### CHALLENGE:
Select every line holding the word "this" and copy it.

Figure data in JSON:
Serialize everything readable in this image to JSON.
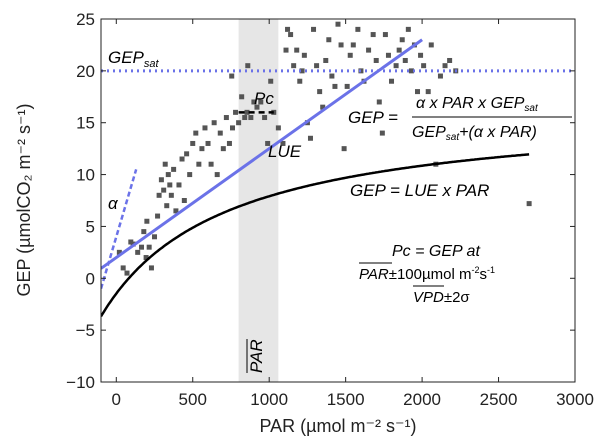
{
  "chart_data": {
    "type": "scatter",
    "xlabel": "PAR (µmol m⁻² s⁻¹)",
    "ylabel": "GEP (µmolCO₂ m⁻² s⁻¹)",
    "xlim": [
      -100,
      3000
    ],
    "ylim": [
      -10,
      25
    ],
    "x_ticks": [
      0,
      500,
      1000,
      1500,
      2000,
      2500,
      3000
    ],
    "y_ticks": [
      -10,
      -5,
      0,
      5,
      10,
      15,
      20,
      25
    ],
    "grid": false,
    "colors": {
      "points": "#555555",
      "fit_curve": "#000000",
      "lue_line": "#6b72e8",
      "band": "#e6e6e6"
    },
    "points": [
      {
        "x": 20,
        "y": 2.5
      },
      {
        "x": 45,
        "y": 1.0
      },
      {
        "x": 70,
        "y": 0.5
      },
      {
        "x": 95,
        "y": 3.5
      },
      {
        "x": 110,
        "y": 3.3
      },
      {
        "x": 140,
        "y": 2.5
      },
      {
        "x": 165,
        "y": 3.0
      },
      {
        "x": 180,
        "y": 4.5
      },
      {
        "x": 195,
        "y": 2.0
      },
      {
        "x": 200,
        "y": 5.5
      },
      {
        "x": 215,
        "y": 3.0
      },
      {
        "x": 230,
        "y": 1.0
      },
      {
        "x": 250,
        "y": 4.0
      },
      {
        "x": 270,
        "y": 6.0
      },
      {
        "x": 280,
        "y": 8.0
      },
      {
        "x": 295,
        "y": 9.5
      },
      {
        "x": 310,
        "y": 8.5
      },
      {
        "x": 320,
        "y": 11.0
      },
      {
        "x": 330,
        "y": 7.0
      },
      {
        "x": 340,
        "y": 10.0
      },
      {
        "x": 350,
        "y": 9.0
      },
      {
        "x": 360,
        "y": 8.0
      },
      {
        "x": 375,
        "y": 10.5
      },
      {
        "x": 390,
        "y": 6.5
      },
      {
        "x": 410,
        "y": 9.0
      },
      {
        "x": 430,
        "y": 11.5
      },
      {
        "x": 445,
        "y": 7.5
      },
      {
        "x": 460,
        "y": 12.0
      },
      {
        "x": 480,
        "y": 10.0
      },
      {
        "x": 500,
        "y": 13.0
      },
      {
        "x": 520,
        "y": 14.0
      },
      {
        "x": 540,
        "y": 11.0
      },
      {
        "x": 560,
        "y": 12.5
      },
      {
        "x": 580,
        "y": 14.5
      },
      {
        "x": 600,
        "y": 13.0
      },
      {
        "x": 620,
        "y": 11.0
      },
      {
        "x": 640,
        "y": 15.0
      },
      {
        "x": 660,
        "y": 10.0
      },
      {
        "x": 680,
        "y": 14.0
      },
      {
        "x": 700,
        "y": 12.5
      },
      {
        "x": 720,
        "y": 15.5
      },
      {
        "x": 740,
        "y": 13.0
      },
      {
        "x": 755,
        "y": 19.5
      },
      {
        "x": 760,
        "y": 14.5
      },
      {
        "x": 780,
        "y": 16.0
      },
      {
        "x": 800,
        "y": 15.0
      },
      {
        "x": 820,
        "y": 17.5
      },
      {
        "x": 840,
        "y": 15.5
      },
      {
        "x": 855,
        "y": 16.0
      },
      {
        "x": 860,
        "y": 20.5
      },
      {
        "x": 880,
        "y": 15.5
      },
      {
        "x": 900,
        "y": 17.0
      },
      {
        "x": 920,
        "y": 16.5
      },
      {
        "x": 945,
        "y": 17.0
      },
      {
        "x": 970,
        "y": 15.5
      },
      {
        "x": 990,
        "y": 13.0
      },
      {
        "x": 1010,
        "y": 19.0
      },
      {
        "x": 1030,
        "y": 16.0
      },
      {
        "x": 1060,
        "y": 14.5
      },
      {
        "x": 1090,
        "y": 13.0
      },
      {
        "x": 1110,
        "y": 22.0
      },
      {
        "x": 1120,
        "y": 24.0
      },
      {
        "x": 1140,
        "y": 23.5
      },
      {
        "x": 1160,
        "y": 20.5
      },
      {
        "x": 1180,
        "y": 22.0
      },
      {
        "x": 1200,
        "y": 19.0
      },
      {
        "x": 1215,
        "y": 20.0
      },
      {
        "x": 1230,
        "y": 21.5
      },
      {
        "x": 1250,
        "y": 15.0
      },
      {
        "x": 1270,
        "y": 13.5
      },
      {
        "x": 1290,
        "y": 24.0
      },
      {
        "x": 1310,
        "y": 20.5
      },
      {
        "x": 1330,
        "y": 18.0
      },
      {
        "x": 1350,
        "y": 16.5
      },
      {
        "x": 1370,
        "y": 21.0
      },
      {
        "x": 1390,
        "y": 23.0
      },
      {
        "x": 1410,
        "y": 19.5
      },
      {
        "x": 1430,
        "y": 18.5
      },
      {
        "x": 1450,
        "y": 24.5
      },
      {
        "x": 1470,
        "y": 22.5
      },
      {
        "x": 1490,
        "y": 12.5
      },
      {
        "x": 1510,
        "y": 18.5
      },
      {
        "x": 1530,
        "y": 21.5
      },
      {
        "x": 1550,
        "y": 22.5
      },
      {
        "x": 1580,
        "y": 24.0
      },
      {
        "x": 1600,
        "y": 20.0
      },
      {
        "x": 1620,
        "y": 19.0
      },
      {
        "x": 1650,
        "y": 22.0
      },
      {
        "x": 1680,
        "y": 23.5
      },
      {
        "x": 1700,
        "y": 21.0
      },
      {
        "x": 1720,
        "y": 17.0
      },
      {
        "x": 1740,
        "y": 14.0
      },
      {
        "x": 1760,
        "y": 23.5
      },
      {
        "x": 1780,
        "y": 21.5
      },
      {
        "x": 1800,
        "y": 19.0
      },
      {
        "x": 1830,
        "y": 20.5
      },
      {
        "x": 1850,
        "y": 22.0
      },
      {
        "x": 1870,
        "y": 23.0
      },
      {
        "x": 1890,
        "y": 21.0
      },
      {
        "x": 1910,
        "y": 24.0
      },
      {
        "x": 1930,
        "y": 20.0
      },
      {
        "x": 1950,
        "y": 22.5
      },
      {
        "x": 1970,
        "y": 18.0
      },
      {
        "x": 1990,
        "y": 21.5
      },
      {
        "x": 2010,
        "y": 20.5
      },
      {
        "x": 2040,
        "y": 18.0
      },
      {
        "x": 2060,
        "y": 22.5
      },
      {
        "x": 2090,
        "y": 11.0
      },
      {
        "x": 2120,
        "y": 19.5
      },
      {
        "x": 2150,
        "y": 20.5
      },
      {
        "x": 2180,
        "y": 21.0
      },
      {
        "x": 2220,
        "y": 20.0
      },
      {
        "x": 2700,
        "y": 7.2
      }
    ],
    "fit_curve": {
      "alpha": 0.035,
      "gep_sat": 24,
      "x_range": [
        -100,
        2700
      ]
    },
    "lue_line": {
      "slope": 0.0105,
      "intercept": 2.0,
      "x_range": [
        -100,
        2000
      ]
    },
    "alpha_line": {
      "slope": 0.05,
      "intercept": 4.0,
      "x_range": [
        -100,
        130
      ]
    },
    "gep_sat_level": 20,
    "pc_segment": {
      "x_range": [
        800,
        1030
      ],
      "y": 16.0
    },
    "par_band": {
      "x_range": [
        800,
        1060
      ]
    }
  },
  "annotations": {
    "gep_sat_label": "GEP",
    "gep_sat_sub": "sat",
    "pc_label": "Pc",
    "lue_label": "LUE",
    "alpha_label": "α",
    "par_label": "PAR",
    "eq1_lhs": "GEP =",
    "eq1_num_a": "α x PAR x GEP",
    "eq1_num_sub": "sat",
    "eq1_den_a": "GEP",
    "eq1_den_sub": "sat",
    "eq1_den_b": "+(α x PAR)",
    "eq2": "GEP = LUE x PAR",
    "pc_def_line1": "Pc = GEP at",
    "pc_def_par": "PAR",
    "pc_def_par_rest": "±100µmol m",
    "pc_def_sup1": "-2",
    "pc_def_s": "s",
    "pc_def_sup2": "-1",
    "pc_def_vpd": "VPD",
    "pc_def_vpd_rest": "±2σ"
  }
}
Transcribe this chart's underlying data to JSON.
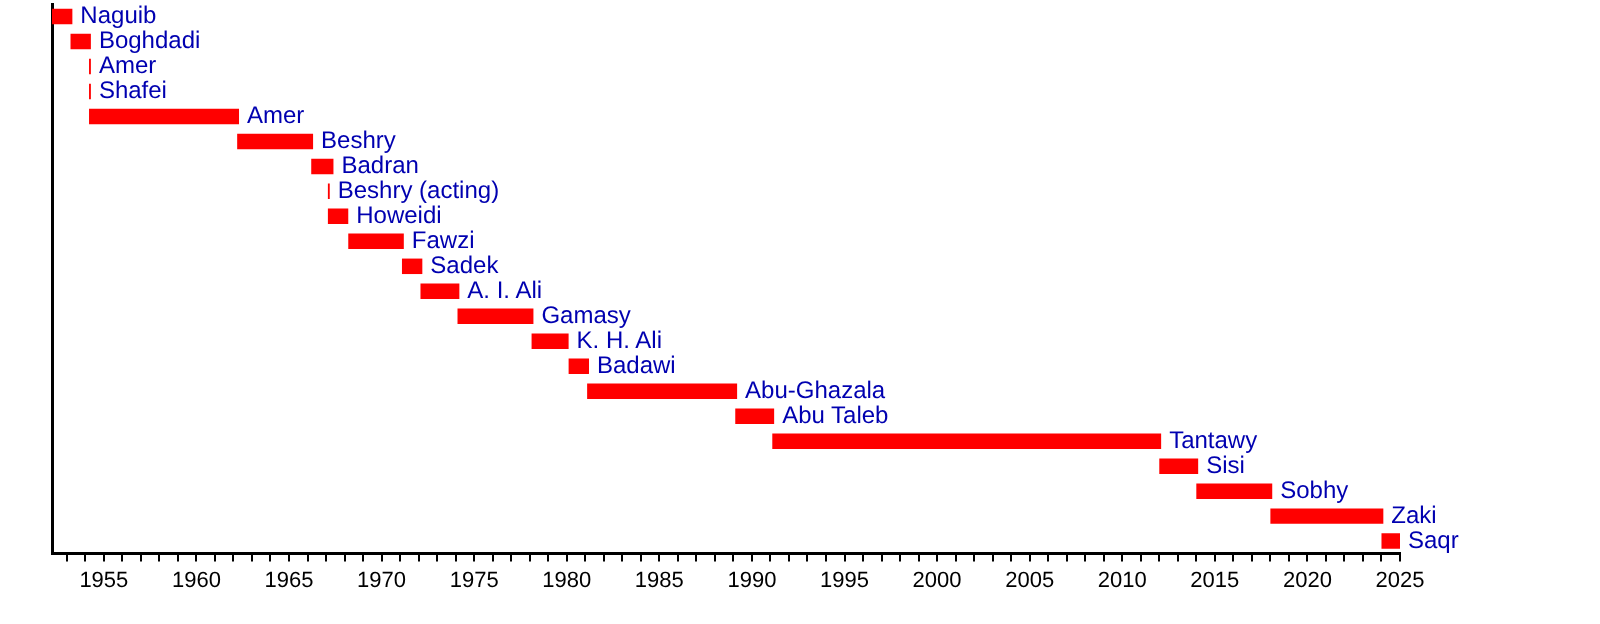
{
  "chart_data": {
    "type": "bar",
    "orientation": "horizontal",
    "tick_labels": "x",
    "grid": false,
    "legend": false,
    "categories": [
      "Naguib",
      "Boghdadi",
      "Amer",
      "Shafei",
      "Amer",
      "Beshry",
      "Badran",
      "Beshry (acting)",
      "Howeidi",
      "Fawzi",
      "Sadek",
      "A. I. Ali",
      "Gamasy",
      "K. H. Ali",
      "Badawi",
      "Abu-Ghazala",
      "Abu Taleb",
      "Tantawy",
      "Sisi",
      "Sobhy",
      "Zaki",
      "Saqr"
    ],
    "base": [
      1952.2,
      1953.2,
      1954.2,
      1954.2,
      1954.2,
      1962.2,
      1966.2,
      1967.1,
      1967.1,
      1968.2,
      1971.1,
      1972.1,
      1974.1,
      1978.1,
      1980.1,
      1981.1,
      1989.1,
      1991.1,
      2012.0,
      2014.0,
      2018.0,
      2024.0
    ],
    "values": [
      1.1,
      1.1,
      0.1,
      0.1,
      8.1,
      4.1,
      1.2,
      0.1,
      1.1,
      3.0,
      1.1,
      2.1,
      4.1,
      2.0,
      1.1,
      8.1,
      2.1,
      21.0,
      2.1,
      4.1,
      6.1,
      1.0
    ],
    "color": "#ff0000",
    "xlim": [
      1952.2,
      2025
    ],
    "xticks": [
      {
        "value": 1953,
        "label": null
      },
      {
        "value": 1954,
        "label": null
      },
      1955,
      {
        "value": 1956,
        "label": null
      },
      {
        "value": 1957,
        "label": null
      },
      {
        "value": 1958,
        "label": null
      },
      {
        "value": 1959,
        "label": null
      },
      1960,
      {
        "value": 1961,
        "label": null
      },
      {
        "value": 1962,
        "label": null
      },
      {
        "value": 1963,
        "label": null
      },
      {
        "value": 1964,
        "label": null
      },
      1965,
      {
        "value": 1966,
        "label": null
      },
      {
        "value": 1967,
        "label": null
      },
      {
        "value": 1968,
        "label": null
      },
      {
        "value": 1969,
        "label": null
      },
      1970,
      {
        "value": 1971,
        "label": null
      },
      {
        "value": 1972,
        "label": null
      },
      {
        "value": 1973,
        "label": null
      },
      {
        "value": 1974,
        "label": null
      },
      1975,
      {
        "value": 1976,
        "label": null
      },
      {
        "value": 1977,
        "label": null
      },
      {
        "value": 1978,
        "label": null
      },
      {
        "value": 1979,
        "label": null
      },
      1980,
      {
        "value": 1981,
        "label": null
      },
      {
        "value": 1982,
        "label": null
      },
      {
        "value": 1983,
        "label": null
      },
      {
        "value": 1984,
        "label": null
      },
      1985,
      {
        "value": 1986,
        "label": null
      },
      {
        "value": 1987,
        "label": null
      },
      {
        "value": 1988,
        "label": null
      },
      {
        "value": 1989,
        "label": null
      },
      1990,
      {
        "value": 1991,
        "label": null
      },
      {
        "value": 1992,
        "label": null
      },
      {
        "value": 1993,
        "label": null
      },
      {
        "value": 1994,
        "label": null
      },
      1995,
      {
        "value": 1996,
        "label": null
      },
      {
        "value": 1997,
        "label": null
      },
      {
        "value": 1998,
        "label": null
      },
      {
        "value": 1999,
        "label": null
      },
      2000,
      {
        "value": 2001,
        "label": null
      },
      {
        "value": 2002,
        "label": null
      },
      {
        "value": 2003,
        "label": null
      },
      {
        "value": 2004,
        "label": null
      },
      2005,
      {
        "value": 2006,
        "label": null
      },
      {
        "value": 2007,
        "label": null
      },
      {
        "value": 2008,
        "label": null
      },
      {
        "value": 2009,
        "label": null
      },
      2010,
      {
        "value": 2011,
        "label": null
      },
      {
        "value": 2012,
        "label": null
      },
      {
        "value": 2013,
        "label": null
      },
      {
        "value": 2014,
        "label": null
      },
      2015,
      {
        "value": 2016,
        "label": null
      },
      {
        "value": 2017,
        "label": null
      },
      {
        "value": 2018,
        "label": null
      },
      {
        "value": 2019,
        "label": null
      },
      2020,
      {
        "value": 2021,
        "label": null
      },
      {
        "value": 2022,
        "label": null
      },
      {
        "value": 2023,
        "label": null
      },
      {
        "value": 2024,
        "label": null
      },
      2025
    ]
  }
}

### ANSWER TO THE TASK:
Serialize everything readable in this image to JSON.
Transcribe this chart's underlying data to JSON.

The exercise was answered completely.